## [What this task involves]
From the listing below, return each line that includes "icon".

Data excerpts
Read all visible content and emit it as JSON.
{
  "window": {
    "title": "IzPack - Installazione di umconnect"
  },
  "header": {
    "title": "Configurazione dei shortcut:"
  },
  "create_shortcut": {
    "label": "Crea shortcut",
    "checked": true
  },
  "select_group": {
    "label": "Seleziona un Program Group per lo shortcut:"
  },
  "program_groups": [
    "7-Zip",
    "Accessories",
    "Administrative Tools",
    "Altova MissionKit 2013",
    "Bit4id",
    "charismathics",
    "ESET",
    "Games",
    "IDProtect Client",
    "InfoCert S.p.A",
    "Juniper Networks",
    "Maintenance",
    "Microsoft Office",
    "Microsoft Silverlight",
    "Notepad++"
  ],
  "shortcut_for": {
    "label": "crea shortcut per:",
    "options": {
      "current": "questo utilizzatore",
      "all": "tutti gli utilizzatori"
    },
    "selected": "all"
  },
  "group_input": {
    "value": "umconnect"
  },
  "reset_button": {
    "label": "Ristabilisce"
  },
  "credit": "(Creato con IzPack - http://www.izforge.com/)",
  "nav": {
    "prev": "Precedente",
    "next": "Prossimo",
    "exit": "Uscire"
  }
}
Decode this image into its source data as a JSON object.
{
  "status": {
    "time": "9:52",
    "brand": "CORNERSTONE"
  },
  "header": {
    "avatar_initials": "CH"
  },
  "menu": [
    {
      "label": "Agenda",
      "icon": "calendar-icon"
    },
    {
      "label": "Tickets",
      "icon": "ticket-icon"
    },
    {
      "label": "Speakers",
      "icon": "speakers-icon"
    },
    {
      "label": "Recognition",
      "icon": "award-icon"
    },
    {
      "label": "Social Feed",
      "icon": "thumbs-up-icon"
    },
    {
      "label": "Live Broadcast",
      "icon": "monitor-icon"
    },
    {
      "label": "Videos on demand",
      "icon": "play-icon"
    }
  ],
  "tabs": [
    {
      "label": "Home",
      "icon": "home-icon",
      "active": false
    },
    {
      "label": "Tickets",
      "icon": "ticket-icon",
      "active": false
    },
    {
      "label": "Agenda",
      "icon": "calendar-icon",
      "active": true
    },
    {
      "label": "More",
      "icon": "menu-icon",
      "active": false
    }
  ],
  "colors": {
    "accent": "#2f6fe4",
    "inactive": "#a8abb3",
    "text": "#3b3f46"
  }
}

## [Correct result]
      "icon": "calendar-icon"
      "icon": "ticket-icon"
      "icon": "speakers-icon"
      "icon": "award-icon"
      "icon": "thumbs-up-icon"
      "icon": "monitor-icon"
      "icon": "play-icon"
      "icon": "home-icon",
      "icon": "ticket-icon",
      "icon": "calendar-icon",
      "icon": "menu-icon",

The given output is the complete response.